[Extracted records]
■ ■ ■ ■ ■

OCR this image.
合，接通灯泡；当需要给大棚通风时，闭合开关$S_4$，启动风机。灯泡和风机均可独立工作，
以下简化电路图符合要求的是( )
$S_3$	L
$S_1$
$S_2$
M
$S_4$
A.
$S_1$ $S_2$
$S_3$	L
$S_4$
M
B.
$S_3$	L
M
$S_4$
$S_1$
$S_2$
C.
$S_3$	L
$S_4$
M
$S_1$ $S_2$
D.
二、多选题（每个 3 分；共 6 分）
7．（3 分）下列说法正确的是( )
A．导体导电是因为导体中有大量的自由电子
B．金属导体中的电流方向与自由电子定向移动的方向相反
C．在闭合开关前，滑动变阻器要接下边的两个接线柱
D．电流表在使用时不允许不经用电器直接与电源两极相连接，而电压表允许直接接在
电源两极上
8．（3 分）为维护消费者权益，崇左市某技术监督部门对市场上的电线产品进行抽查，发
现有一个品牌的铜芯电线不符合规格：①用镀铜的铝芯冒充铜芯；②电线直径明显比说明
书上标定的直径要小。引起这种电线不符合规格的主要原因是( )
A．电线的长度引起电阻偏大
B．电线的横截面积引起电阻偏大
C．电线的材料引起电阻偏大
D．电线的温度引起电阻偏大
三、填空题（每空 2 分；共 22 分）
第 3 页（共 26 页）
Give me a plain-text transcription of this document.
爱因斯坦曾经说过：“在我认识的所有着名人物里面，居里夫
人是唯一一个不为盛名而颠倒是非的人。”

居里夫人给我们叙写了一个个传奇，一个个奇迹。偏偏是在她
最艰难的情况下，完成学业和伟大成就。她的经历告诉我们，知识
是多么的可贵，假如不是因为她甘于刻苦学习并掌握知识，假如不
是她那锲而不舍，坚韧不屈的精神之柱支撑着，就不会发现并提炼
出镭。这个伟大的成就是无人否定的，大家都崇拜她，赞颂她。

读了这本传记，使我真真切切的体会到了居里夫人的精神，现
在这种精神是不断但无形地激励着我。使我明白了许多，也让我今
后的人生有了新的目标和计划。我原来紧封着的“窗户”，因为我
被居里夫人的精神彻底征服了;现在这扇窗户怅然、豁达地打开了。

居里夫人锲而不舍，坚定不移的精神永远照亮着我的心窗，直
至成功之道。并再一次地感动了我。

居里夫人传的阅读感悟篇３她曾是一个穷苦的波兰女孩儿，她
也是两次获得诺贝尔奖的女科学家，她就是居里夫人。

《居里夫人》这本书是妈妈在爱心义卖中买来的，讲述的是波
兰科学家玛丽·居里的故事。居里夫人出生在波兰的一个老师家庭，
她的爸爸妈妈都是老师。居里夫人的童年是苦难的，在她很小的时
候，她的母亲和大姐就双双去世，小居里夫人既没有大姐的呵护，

■ ■ ■ ■ ■

> **Your goal**
Extract all lines as given.

> **The result**
OCR this image.
合，接通灯泡；当需要给大棚通风时，闭合开关$S_4$，启动风机。灯泡和风机均可独立工作，
以下简化电路图符合要求的是( )
$S_3$	L
$S_1$
$S_2$
M
$S_4$
A.
$S_1$ $S_2$
$S_3$	L
$S_4$
M
B.
$S_3$	L
M
$S_4$
$S_1$
$S_2$
C.
$S_3$	L
$S_4$
M
$S_1$ $S_2$
D.
二、多选题（每个 3 分；共 6 分）
7．（3 分）下列说法正确的是( )
A．导体导电是因为导体中有大量的自由电子
B．金属导体中的电流方向与自由电子定向移动的方向相反
C．在闭合开关前，滑动变阻器要接下边的两个接线柱
D．电流表在使用时不允许不经用电器直接与电源两极相连接，而电压表允许直接接在
电源两极上
8．（3 分）为维护消费者权益，崇左市某技术监督部门对市场上的电线产品进行抽查，发
现有一个品牌的铜芯电线不符合规格：①用镀铜的铝芯冒充铜芯；②电线直径明显比说明
书上标定的直径要小。引起这种电线不符合规格的主要原因是( )
A．电线的长度引起电阻偏大
B．电线的横截面积引起电阻偏大
C．电线的材料引起电阻偏大
D．电线的温度引起电阻偏大
三、填空题（每空 2 分；共 22 分）
第 3 页（共 26 页）
Give me a plain-text transcription of this document.
爱因斯坦曾经说过：“在我认识的所有着名人物里面，居里夫
人是唯一一个不为盛名而颠倒是非的人。”

居里夫人给我们叙写了一个个传奇，一个个奇迹。偏偏是在她
最艰难的情况下，完成学业和伟大成就。她的经历告诉我们，知识
是多么的可贵，假如不是因为她甘于刻苦学习并掌握知识，假如不
是她那锲而不舍，坚韧不屈的精神之柱支撑着，就不会发现并提炼
出镭。这个伟大的成就是无人否定的，大家都崇拜她，赞颂她。

读了这本传记，使我真真切切的体会到了居里夫人的精神，现
在这种精神是不断但无形地激励着我。使我明白了许多，也让我今
后的人生有了新的目标和计划。我原来紧封着的“窗户”，因为我
被居里夫人的精神彻底征服了;现在这扇窗户怅然、豁达地打开了。

居里夫人锲而不舍，坚定不移的精神永远照亮着我的心窗，直
至成功之道。并再一次地感动了我。

居里夫人传的阅读感悟篇３她曾是一个穷苦的波兰女孩儿，她
也是两次获得诺贝尔奖的女科学家，她就是居里夫人。

《居里夫人》这本书是妈妈在爱心义卖中买来的，讲述的是波
兰科学家玛丽·居里的故事。居里夫人出生在波兰的一个老师家庭，
她的爸爸妈妈都是老师。居里夫人的童年是苦难的，在她很小的时
候，她的母亲和大姐就双双去世，小居里夫人既没有大姐的呵护，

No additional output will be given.